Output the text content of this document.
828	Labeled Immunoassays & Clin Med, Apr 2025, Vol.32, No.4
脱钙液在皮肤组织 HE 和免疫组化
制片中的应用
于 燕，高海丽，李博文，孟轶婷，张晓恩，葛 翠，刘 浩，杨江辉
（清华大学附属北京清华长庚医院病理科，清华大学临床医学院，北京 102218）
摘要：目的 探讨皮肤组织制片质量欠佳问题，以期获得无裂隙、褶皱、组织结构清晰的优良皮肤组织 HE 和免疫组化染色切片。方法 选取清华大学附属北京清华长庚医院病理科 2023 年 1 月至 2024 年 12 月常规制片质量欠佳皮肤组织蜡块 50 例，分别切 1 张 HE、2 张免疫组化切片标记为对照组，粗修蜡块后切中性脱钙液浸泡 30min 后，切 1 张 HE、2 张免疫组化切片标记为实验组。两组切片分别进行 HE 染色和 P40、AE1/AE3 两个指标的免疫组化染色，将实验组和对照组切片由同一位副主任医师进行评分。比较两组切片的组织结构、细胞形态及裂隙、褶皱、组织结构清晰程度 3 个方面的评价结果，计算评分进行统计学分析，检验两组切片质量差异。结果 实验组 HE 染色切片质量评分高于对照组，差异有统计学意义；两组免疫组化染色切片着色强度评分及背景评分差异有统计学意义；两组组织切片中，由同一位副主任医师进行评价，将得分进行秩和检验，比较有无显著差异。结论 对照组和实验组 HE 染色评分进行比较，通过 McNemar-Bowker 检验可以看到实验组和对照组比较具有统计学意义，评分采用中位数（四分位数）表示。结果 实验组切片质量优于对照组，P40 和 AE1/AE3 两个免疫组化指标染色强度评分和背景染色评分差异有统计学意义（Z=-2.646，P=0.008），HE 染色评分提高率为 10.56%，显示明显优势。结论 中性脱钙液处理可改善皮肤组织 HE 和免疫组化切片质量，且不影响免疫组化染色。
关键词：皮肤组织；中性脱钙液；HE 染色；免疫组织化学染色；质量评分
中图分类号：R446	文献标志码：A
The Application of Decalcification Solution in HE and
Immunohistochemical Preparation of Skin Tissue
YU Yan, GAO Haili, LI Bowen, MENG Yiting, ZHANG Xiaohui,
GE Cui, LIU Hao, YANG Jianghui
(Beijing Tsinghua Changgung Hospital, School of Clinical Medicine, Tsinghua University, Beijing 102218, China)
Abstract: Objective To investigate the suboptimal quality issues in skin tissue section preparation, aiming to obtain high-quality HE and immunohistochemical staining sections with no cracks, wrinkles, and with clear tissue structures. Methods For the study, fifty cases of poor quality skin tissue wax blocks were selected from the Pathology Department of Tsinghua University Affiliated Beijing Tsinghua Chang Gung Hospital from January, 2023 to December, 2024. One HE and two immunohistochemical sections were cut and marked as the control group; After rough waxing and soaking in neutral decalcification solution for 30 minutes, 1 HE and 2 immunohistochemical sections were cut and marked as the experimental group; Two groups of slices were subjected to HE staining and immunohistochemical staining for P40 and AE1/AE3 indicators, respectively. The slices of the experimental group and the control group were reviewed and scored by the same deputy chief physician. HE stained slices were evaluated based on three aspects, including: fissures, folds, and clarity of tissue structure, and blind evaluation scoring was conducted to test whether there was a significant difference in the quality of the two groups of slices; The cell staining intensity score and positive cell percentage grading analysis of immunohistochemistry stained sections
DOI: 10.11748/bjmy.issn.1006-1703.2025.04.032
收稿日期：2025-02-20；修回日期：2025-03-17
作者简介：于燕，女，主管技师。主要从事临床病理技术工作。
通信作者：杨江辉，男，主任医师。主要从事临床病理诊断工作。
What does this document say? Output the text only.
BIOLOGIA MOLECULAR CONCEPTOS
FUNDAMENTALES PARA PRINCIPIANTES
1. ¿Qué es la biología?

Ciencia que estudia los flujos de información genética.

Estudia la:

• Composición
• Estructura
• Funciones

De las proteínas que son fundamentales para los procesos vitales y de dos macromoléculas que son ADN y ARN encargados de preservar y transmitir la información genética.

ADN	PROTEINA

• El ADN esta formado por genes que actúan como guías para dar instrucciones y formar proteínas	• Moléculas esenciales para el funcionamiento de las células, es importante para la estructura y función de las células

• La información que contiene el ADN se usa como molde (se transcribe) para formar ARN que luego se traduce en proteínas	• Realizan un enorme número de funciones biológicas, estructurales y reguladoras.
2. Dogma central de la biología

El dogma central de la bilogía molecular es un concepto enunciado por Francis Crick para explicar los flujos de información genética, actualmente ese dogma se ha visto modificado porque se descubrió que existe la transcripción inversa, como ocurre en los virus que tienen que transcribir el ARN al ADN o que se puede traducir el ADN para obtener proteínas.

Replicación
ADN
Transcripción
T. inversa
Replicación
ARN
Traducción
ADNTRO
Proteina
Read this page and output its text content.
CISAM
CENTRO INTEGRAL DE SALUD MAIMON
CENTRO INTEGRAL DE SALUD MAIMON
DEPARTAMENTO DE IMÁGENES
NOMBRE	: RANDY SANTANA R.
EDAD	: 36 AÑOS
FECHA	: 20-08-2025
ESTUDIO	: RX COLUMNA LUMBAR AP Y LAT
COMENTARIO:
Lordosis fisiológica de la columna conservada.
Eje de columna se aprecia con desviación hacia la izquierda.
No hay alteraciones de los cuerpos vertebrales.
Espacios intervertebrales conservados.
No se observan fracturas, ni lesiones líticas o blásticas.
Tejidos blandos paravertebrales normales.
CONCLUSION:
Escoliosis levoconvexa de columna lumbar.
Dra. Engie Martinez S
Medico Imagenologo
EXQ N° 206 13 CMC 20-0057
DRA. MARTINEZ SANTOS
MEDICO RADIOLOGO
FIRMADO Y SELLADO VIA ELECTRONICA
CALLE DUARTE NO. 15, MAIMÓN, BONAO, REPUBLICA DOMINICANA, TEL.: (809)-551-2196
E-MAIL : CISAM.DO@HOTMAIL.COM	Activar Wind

────

◆ Required work: Copy out, from the records above, every line that holds the string "this".

◆ Answer:
Output the text content of this document.
What does this document say? Output the text only.
Read this page and output its text content.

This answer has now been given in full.